## WRITTEN PROBLEM
List all lines in the material below that contain "JSON".

##### TASK INPUTS

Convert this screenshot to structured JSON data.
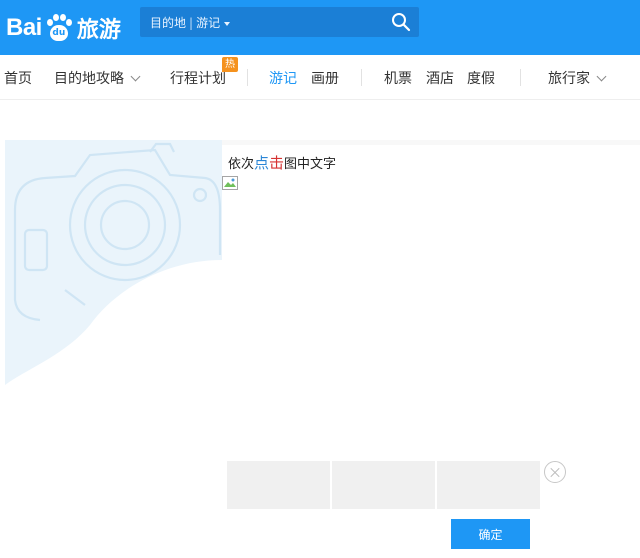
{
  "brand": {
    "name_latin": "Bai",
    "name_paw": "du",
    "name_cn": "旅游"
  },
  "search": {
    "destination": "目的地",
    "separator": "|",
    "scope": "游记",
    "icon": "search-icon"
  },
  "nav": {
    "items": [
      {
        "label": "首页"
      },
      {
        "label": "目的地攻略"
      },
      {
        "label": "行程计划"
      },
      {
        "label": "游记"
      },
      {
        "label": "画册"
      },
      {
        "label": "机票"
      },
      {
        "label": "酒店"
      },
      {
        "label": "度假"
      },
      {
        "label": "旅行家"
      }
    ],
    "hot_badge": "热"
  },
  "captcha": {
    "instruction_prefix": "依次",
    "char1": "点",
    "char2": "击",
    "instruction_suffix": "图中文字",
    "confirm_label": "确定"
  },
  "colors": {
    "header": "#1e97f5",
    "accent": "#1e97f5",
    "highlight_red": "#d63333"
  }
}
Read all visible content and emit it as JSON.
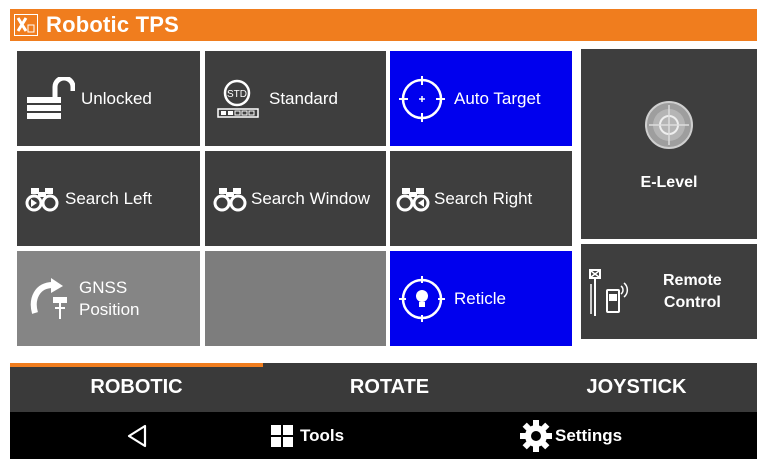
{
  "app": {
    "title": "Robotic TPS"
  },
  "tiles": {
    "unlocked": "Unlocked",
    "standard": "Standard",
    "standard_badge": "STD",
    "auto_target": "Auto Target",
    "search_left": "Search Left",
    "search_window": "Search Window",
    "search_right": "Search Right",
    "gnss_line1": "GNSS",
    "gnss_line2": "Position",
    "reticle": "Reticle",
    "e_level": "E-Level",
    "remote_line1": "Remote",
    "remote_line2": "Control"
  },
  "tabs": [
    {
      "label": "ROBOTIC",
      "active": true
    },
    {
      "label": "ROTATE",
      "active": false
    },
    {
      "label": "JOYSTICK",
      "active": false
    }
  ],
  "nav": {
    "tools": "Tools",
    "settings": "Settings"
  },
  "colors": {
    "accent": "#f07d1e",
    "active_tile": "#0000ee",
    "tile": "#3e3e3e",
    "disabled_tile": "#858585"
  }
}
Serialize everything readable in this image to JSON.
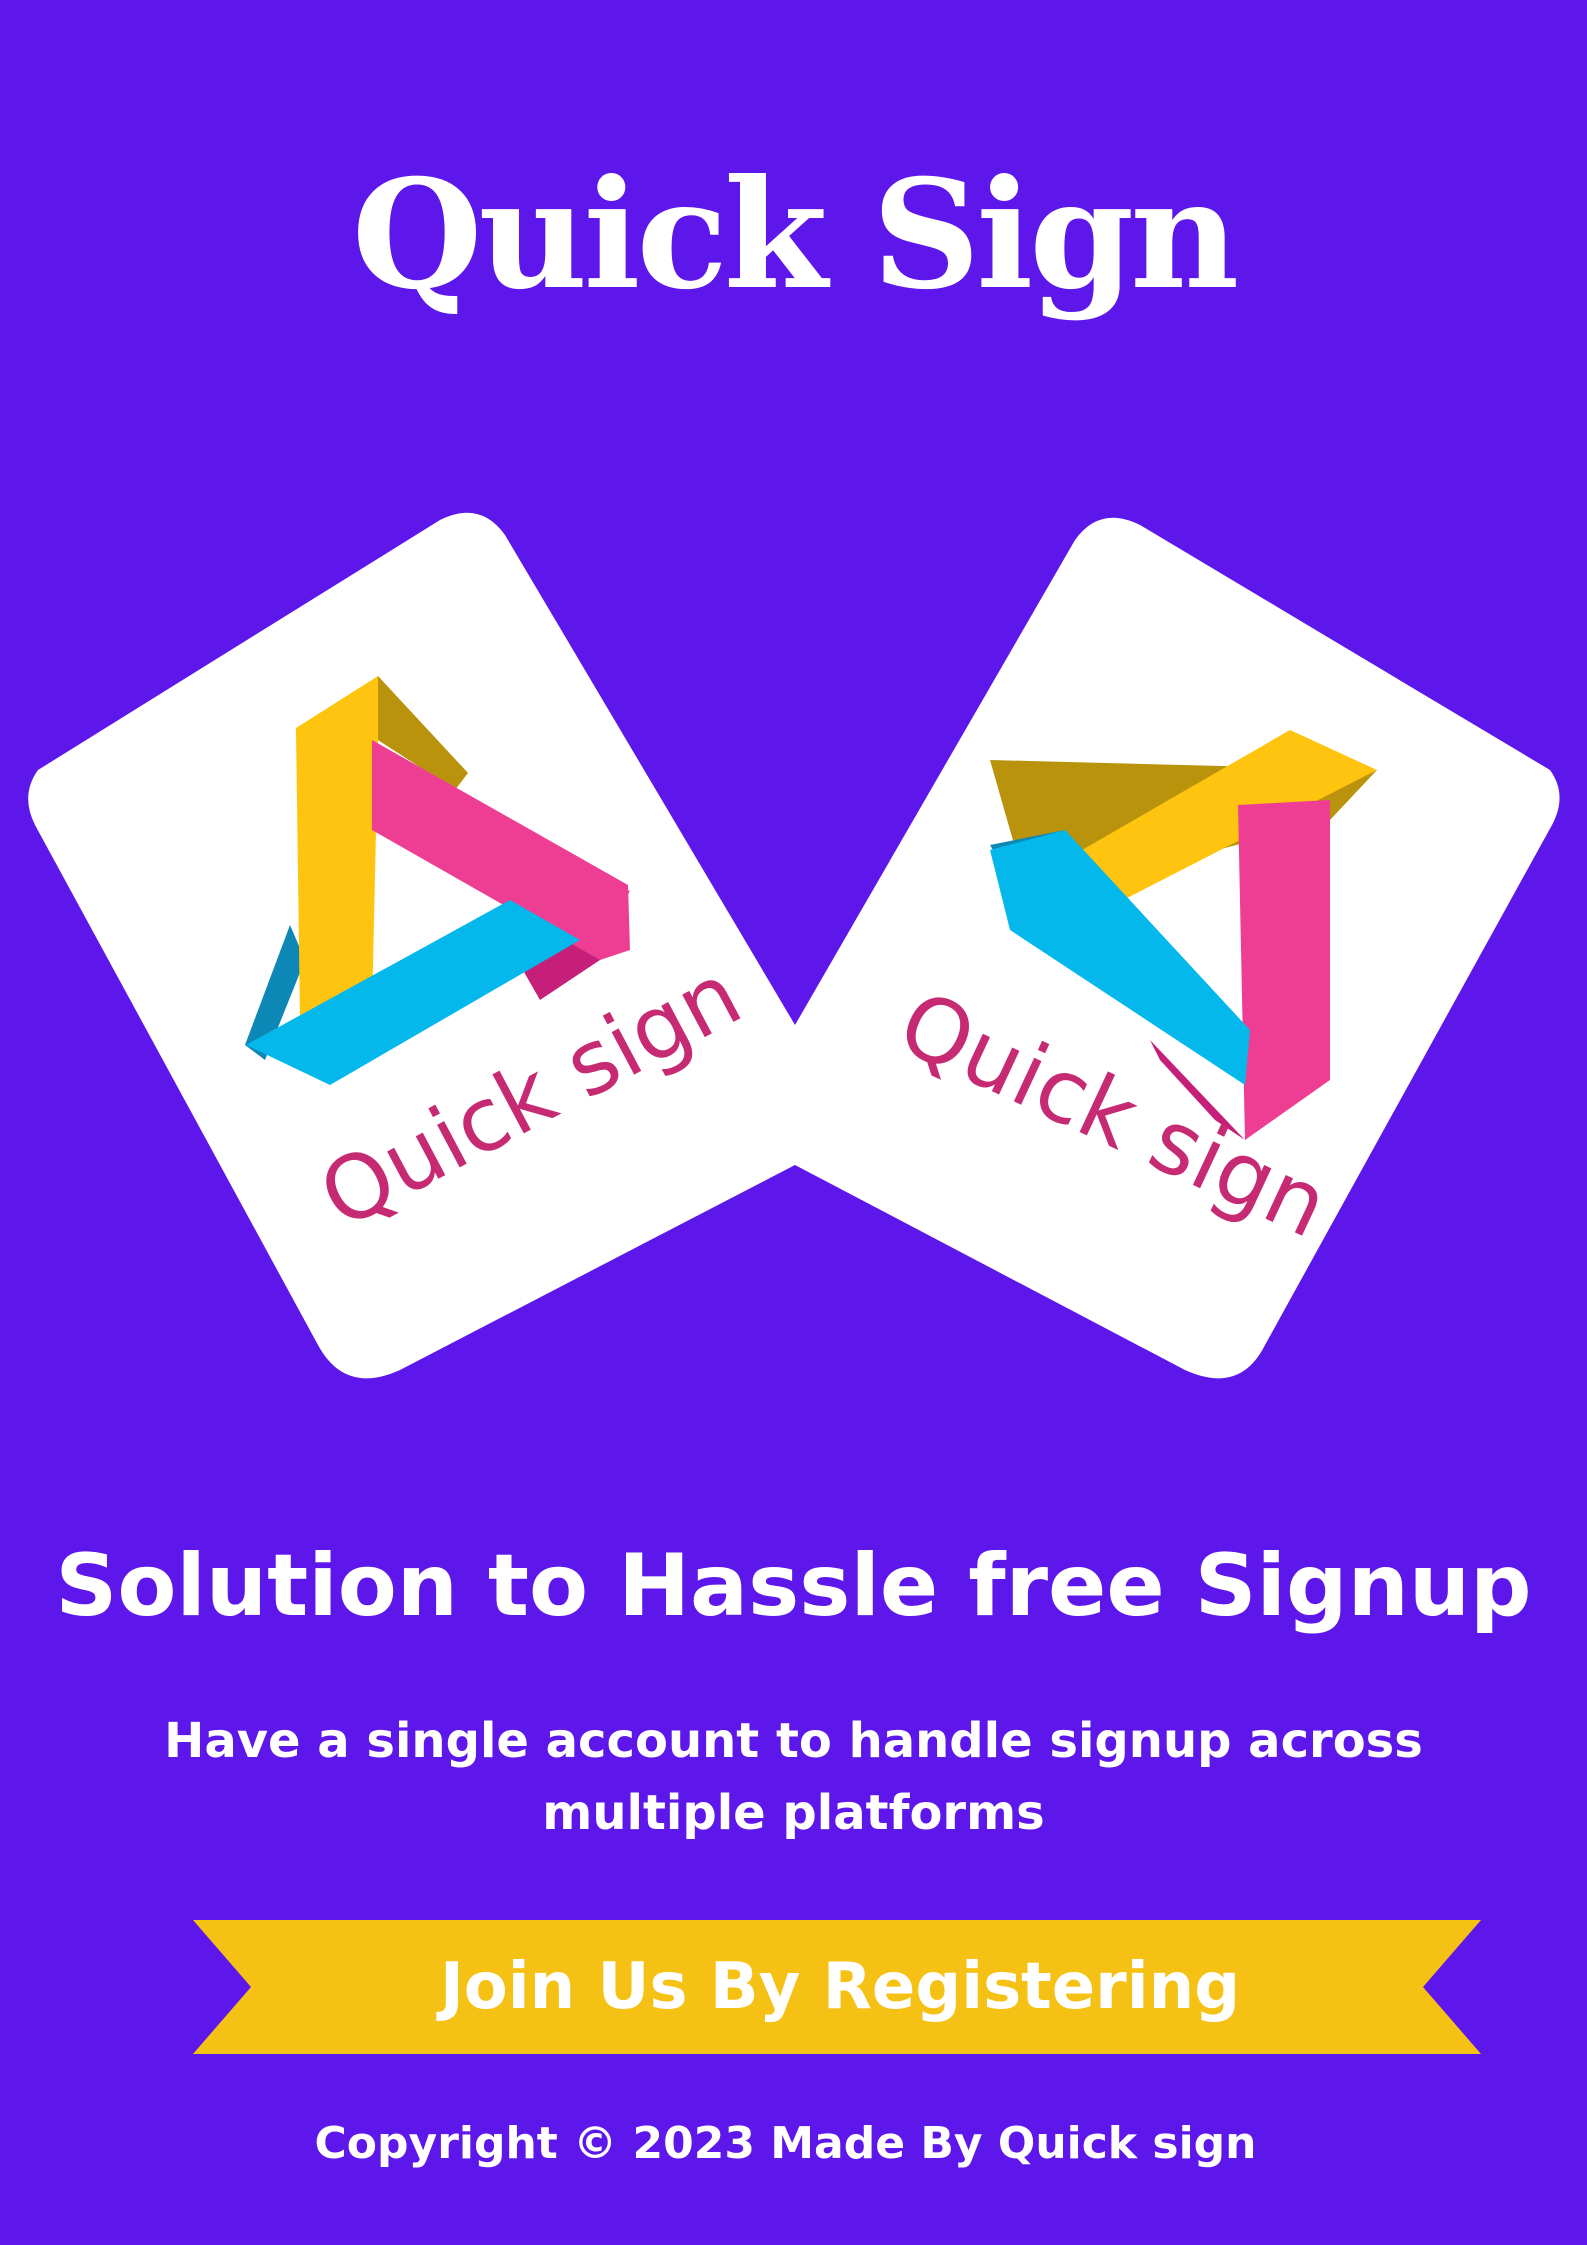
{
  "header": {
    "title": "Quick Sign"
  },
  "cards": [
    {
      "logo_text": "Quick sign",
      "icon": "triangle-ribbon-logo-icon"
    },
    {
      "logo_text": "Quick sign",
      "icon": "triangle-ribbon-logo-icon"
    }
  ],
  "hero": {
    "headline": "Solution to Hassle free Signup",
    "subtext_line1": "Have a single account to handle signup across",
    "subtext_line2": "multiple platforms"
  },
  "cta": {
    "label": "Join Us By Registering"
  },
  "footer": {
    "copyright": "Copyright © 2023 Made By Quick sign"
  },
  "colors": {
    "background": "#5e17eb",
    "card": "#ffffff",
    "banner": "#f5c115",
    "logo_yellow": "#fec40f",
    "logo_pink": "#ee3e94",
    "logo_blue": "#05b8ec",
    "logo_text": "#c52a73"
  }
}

##########

## RESPONSE BELOW
Convert this screenshot to structured JSON data.
Read all visible content and emit it as JSON.
Serialize everything readable in this image to JSON.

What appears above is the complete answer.